- **TASK DIRECTIONS**
Give the data below again, word for word.

- **TASK MATERIAL**
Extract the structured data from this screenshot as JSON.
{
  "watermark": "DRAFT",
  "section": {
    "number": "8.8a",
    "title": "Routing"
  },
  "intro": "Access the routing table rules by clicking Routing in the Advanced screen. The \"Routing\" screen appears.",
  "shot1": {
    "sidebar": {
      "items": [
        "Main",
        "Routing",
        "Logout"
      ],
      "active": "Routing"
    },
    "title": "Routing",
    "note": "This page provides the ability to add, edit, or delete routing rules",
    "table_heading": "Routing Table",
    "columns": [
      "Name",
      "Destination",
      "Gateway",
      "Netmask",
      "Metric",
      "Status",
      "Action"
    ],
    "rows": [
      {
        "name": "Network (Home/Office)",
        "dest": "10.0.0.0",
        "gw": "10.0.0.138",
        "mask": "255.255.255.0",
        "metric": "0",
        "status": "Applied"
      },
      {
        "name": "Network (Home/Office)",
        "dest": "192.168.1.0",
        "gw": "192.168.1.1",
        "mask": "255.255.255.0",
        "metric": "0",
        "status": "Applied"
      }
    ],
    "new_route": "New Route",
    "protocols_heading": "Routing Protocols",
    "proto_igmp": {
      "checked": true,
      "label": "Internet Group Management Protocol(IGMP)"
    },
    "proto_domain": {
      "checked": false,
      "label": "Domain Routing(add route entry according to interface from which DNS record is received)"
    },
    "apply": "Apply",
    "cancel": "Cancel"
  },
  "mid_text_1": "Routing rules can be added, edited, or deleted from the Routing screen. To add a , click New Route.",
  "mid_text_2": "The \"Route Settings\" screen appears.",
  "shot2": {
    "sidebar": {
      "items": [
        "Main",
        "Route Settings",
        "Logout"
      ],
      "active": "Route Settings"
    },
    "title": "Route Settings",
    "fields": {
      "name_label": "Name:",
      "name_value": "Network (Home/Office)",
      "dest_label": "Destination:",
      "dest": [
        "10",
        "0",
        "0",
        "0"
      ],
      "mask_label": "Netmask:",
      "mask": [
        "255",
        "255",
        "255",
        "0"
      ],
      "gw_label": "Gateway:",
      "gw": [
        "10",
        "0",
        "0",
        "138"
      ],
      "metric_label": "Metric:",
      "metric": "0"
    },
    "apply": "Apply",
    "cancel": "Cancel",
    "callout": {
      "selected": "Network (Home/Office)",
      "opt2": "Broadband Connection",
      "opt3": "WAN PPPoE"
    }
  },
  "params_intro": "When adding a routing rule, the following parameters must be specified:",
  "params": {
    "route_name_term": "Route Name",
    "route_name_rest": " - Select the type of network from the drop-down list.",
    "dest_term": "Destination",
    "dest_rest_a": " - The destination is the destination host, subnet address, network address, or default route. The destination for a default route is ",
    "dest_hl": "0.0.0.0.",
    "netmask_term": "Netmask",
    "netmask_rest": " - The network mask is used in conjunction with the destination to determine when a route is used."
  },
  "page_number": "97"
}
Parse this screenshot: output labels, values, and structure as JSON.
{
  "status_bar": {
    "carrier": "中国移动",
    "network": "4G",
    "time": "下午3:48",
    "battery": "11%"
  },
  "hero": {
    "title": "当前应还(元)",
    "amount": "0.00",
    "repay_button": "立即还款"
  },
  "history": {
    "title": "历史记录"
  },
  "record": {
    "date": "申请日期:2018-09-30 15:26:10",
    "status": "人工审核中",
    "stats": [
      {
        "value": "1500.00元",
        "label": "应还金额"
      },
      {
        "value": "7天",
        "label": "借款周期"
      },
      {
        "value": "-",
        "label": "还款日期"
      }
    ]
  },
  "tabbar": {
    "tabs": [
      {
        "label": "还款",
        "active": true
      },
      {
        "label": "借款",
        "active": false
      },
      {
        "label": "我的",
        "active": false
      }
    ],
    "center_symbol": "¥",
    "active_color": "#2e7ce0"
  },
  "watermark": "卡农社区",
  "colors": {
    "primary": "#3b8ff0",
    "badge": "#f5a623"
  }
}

- **CORRECT RESULT**
Extract the structured data from this screenshot as JSON.
{
  "watermark": "DRAFT",
  "section": {
    "number": "8.8a",
    "title": "Routing"
  },
  "intro": "Access the routing table rules by clicking Routing in the Advanced screen. The \"Routing\" screen appears.",
  "shot1": {
    "sidebar": {
      "items": [
        "Main",
        "Routing",
        "Logout"
      ],
      "active": "Routing"
    },
    "title": "Routing",
    "note": "This page provides the ability to add, edit, or delete routing rules",
    "table_heading": "Routing Table",
    "columns": [
      "Name",
      "Destination",
      "Gateway",
      "Netmask",
      "Metric",
      "Status",
      "Action"
    ],
    "rows": [
      {
        "name": "Network (Home/Office)",
        "dest": "10.0.0.0",
        "gw": "10.0.0.138",
        "mask": "255.255.255.0",
        "metric": "0",
        "status": "Applied"
      },
      {
        "name": "Network (Home/Office)",
        "dest": "192.168.1.0",
        "gw": "192.168.1.1",
        "mask": "255.255.255.0",
        "metric": "0",
        "status": "Applied"
      }
    ],
    "new_route": "New Route",
    "protocols_heading": "Routing Protocols",
    "proto_igmp": {
      "checked": true,
      "label": "Internet Group Management Protocol(IGMP)"
    },
    "proto_domain": {
      "checked": false,
      "label": "Domain Routing(add route entry according to interface from which DNS record is received)"
    },
    "apply": "Apply",
    "cancel": "Cancel"
  },
  "mid_text_1": "Routing rules can be added, edited, or deleted from the Routing screen. To add a , click New Route.",
  "mid_text_2": "The \"Route Settings\" screen appears.",
  "shot2": {
    "sidebar": {
      "items": [
        "Main",
        "Route Settings",
        "Logout"
      ],
      "active": "Route Settings"
    },
    "title": "Route Settings",
    "fields": {
      "name_label": "Name:",
      "name_value": "Network (Home/Office)",
      "dest_label": "Destination:",
      "dest": [
        "10",
        "0",
        "0",
        "0"
      ],
      "mask_label": "Netmask:",
      "mask": [
        "255",
        "255",
        "255",
        "0"
      ],
      "gw_label": "Gateway:",
      "gw": [
        "10",
        "0",
        "0",
        "138"
      ],
      "metric_label": "Metric:",
      "metric": "0"
    },
    "apply": "Apply",
    "cancel": "Cancel",
    "callout": {
      "selected": "Network (Home/Office)",
      "opt2": "Broadband Connection",
      "opt3": "WAN PPPoE"
    }
  },
  "params_intro": "When adding a routing rule, the following parameters must be specified:",
  "params": {
    "route_name_term": "Route Name",
    "route_name_rest": " - Select the type of network from the drop-down list.",
    "dest_term": "Destination",
    "dest_rest_a": " - The destination is the destination host, subnet address, network address, or default route. The destination for a default route is ",
    "dest_hl": "0.0.0.0.",
    "netmask_term": "Netmask",
    "netmask_rest": " - The network mask is used in conjunction with the destination to determine when a route is used."
  },
  "page_number": "97"
}
Parse this screenshot: output labels, values, and structure as JSON.
{
  "status_bar": {
    "carrier": "中国移动",
    "network": "4G",
    "time": "下午3:48",
    "battery": "11%"
  },
  "hero": {
    "title": "当前应还(元)",
    "amount": "0.00",
    "repay_button": "立即还款"
  },
  "history": {
    "title": "历史记录"
  },
  "record": {
    "date": "申请日期:2018-09-30 15:26:10",
    "status": "人工审核中",
    "stats": [
      {
        "value": "1500.00元",
        "label": "应还金额"
      },
      {
        "value": "7天",
        "label": "借款周期"
      },
      {
        "value": "-",
        "label": "还款日期"
      }
    ]
  },
  "tabbar": {
    "tabs": [
      {
        "label": "还款",
        "active": true
      },
      {
        "label": "借款",
        "active": false
      },
      {
        "label": "我的",
        "active": false
      }
    ],
    "center_symbol": "¥",
    "active_color": "#2e7ce0"
  },
  "watermark": "卡农社区",
  "colors": {
    "primary": "#3b8ff0",
    "badge": "#f5a623"
  }
}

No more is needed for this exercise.